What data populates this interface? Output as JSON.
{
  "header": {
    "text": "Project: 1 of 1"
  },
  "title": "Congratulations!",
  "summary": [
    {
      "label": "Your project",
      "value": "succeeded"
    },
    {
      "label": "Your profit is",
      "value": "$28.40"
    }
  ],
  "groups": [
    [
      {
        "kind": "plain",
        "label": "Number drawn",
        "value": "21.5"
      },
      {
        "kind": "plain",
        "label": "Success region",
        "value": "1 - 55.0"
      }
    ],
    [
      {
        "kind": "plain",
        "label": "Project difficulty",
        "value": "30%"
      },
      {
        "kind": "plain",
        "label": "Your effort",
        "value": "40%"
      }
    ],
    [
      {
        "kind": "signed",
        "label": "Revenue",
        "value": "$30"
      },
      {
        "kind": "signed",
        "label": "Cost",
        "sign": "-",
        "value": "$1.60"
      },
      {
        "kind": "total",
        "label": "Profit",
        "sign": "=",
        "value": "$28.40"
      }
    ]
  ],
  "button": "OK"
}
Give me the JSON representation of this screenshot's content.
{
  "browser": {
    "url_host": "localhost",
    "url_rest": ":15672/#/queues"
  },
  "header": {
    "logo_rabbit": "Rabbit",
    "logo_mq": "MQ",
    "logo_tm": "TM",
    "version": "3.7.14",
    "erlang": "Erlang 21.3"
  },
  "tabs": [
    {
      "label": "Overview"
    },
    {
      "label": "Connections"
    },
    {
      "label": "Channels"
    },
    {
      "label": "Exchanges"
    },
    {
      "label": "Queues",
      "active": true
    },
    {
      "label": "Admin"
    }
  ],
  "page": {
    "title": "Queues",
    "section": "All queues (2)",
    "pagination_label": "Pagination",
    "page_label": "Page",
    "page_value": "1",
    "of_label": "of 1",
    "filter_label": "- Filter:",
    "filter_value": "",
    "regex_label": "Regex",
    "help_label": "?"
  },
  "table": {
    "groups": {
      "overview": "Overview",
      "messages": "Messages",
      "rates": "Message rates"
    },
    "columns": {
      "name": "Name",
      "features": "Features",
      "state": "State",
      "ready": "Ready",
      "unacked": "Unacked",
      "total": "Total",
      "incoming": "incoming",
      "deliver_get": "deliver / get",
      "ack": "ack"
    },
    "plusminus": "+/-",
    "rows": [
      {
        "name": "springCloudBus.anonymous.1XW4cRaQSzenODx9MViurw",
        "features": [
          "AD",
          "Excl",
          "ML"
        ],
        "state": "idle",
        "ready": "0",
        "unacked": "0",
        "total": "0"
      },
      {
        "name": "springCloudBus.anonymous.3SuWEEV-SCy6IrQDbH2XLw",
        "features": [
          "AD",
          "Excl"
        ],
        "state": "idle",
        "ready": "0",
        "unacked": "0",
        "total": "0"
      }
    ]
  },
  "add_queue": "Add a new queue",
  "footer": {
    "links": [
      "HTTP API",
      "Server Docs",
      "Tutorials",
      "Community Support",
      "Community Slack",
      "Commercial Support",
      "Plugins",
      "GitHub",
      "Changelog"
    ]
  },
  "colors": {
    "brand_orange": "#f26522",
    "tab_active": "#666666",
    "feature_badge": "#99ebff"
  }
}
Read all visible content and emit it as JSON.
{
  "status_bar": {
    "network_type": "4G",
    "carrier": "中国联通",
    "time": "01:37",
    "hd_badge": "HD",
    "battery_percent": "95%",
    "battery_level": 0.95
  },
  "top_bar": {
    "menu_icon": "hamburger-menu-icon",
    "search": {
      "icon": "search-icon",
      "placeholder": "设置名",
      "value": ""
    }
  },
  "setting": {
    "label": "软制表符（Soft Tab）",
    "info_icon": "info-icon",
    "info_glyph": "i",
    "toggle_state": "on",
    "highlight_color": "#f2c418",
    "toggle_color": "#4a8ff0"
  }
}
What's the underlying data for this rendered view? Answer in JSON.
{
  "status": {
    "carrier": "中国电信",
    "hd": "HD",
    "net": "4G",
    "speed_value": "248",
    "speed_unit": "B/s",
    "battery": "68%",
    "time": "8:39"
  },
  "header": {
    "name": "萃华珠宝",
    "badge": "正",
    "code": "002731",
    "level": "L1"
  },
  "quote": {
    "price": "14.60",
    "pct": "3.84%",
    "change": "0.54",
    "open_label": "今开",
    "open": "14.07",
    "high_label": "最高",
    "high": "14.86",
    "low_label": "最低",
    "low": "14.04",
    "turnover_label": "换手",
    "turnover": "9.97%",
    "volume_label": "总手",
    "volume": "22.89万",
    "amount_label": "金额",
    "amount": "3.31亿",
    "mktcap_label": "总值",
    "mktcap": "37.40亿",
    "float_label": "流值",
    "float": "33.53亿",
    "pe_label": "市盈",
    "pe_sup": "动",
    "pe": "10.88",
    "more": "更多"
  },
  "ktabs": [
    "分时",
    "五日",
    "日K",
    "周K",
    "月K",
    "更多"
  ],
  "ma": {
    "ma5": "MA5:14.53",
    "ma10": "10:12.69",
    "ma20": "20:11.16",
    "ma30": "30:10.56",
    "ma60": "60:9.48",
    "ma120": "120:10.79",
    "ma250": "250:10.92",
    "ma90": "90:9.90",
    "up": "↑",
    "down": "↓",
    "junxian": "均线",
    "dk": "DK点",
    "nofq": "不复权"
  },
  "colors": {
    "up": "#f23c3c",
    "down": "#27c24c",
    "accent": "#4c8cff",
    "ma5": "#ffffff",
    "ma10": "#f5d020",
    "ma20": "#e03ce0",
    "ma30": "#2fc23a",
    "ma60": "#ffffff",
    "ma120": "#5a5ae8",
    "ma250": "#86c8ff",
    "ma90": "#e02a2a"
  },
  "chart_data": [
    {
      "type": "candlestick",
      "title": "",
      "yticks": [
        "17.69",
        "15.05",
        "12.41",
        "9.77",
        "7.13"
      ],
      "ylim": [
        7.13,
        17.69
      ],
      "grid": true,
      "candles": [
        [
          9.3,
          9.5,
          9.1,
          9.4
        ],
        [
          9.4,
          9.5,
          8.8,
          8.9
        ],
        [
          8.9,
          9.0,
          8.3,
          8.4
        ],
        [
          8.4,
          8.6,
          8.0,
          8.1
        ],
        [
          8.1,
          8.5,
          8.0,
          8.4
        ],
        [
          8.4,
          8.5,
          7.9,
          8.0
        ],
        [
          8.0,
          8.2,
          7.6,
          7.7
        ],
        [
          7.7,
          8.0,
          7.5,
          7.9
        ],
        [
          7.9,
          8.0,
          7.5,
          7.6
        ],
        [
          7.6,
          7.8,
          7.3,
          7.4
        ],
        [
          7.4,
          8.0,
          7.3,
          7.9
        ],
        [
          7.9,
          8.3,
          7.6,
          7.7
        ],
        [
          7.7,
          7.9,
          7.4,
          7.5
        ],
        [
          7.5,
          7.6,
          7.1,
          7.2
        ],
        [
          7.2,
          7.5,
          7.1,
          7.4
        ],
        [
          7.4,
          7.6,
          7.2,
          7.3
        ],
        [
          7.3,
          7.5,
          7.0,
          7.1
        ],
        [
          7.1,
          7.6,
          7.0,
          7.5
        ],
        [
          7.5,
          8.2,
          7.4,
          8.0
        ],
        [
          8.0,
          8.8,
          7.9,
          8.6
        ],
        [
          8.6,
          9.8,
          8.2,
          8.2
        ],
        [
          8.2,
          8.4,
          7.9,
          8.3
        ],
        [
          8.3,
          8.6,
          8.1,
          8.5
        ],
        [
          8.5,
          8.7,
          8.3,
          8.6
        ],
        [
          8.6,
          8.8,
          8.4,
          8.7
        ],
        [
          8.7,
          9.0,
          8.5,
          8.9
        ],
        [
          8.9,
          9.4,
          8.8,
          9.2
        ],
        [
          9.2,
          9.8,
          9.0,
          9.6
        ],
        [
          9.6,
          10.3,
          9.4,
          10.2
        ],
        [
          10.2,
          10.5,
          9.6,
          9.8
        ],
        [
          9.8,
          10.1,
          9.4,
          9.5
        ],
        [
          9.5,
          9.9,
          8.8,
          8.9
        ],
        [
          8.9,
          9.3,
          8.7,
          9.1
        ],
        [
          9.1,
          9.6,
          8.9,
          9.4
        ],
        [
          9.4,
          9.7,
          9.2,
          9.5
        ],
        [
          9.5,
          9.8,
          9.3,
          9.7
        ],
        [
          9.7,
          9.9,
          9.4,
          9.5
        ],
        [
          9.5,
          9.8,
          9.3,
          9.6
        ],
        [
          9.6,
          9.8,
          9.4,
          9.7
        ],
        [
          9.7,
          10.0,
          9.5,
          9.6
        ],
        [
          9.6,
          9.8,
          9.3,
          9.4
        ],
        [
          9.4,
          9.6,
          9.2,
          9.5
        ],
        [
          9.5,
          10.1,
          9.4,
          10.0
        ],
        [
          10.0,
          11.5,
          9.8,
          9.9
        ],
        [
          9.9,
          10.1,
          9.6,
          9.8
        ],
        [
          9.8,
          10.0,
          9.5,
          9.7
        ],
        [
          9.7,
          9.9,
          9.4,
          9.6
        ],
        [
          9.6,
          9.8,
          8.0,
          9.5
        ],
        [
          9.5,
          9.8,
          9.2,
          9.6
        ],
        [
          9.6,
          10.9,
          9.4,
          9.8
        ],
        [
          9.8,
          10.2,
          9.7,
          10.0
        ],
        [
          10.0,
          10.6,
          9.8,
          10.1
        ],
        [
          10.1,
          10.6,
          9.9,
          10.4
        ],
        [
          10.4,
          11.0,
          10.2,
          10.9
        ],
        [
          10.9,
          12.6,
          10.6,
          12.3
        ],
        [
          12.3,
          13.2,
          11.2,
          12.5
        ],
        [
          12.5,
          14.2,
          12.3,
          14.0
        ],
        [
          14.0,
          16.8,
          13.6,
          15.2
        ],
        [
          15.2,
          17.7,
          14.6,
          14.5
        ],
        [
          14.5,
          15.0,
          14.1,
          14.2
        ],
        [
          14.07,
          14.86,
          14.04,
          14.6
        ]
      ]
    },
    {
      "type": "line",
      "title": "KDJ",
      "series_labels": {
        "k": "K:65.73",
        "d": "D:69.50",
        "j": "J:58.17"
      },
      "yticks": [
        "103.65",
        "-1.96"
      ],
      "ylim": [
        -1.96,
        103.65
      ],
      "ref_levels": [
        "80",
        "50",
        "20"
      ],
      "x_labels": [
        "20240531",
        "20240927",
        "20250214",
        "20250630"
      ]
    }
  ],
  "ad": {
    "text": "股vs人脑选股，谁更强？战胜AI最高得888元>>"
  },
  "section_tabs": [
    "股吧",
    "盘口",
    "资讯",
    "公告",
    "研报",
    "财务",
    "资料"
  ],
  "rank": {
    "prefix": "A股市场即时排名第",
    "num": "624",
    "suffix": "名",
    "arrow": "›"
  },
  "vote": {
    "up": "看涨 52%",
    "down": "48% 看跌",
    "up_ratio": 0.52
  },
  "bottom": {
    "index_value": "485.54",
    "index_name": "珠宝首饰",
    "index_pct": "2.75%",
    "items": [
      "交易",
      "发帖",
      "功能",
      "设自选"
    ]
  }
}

- - - - - - -

## [Exercise prompt]
Pick out the lines containing the string "content".

## [Solution to the problem]
Give me the JSON representation of this screenshot's content.
Read all visible content and emit it as JSON.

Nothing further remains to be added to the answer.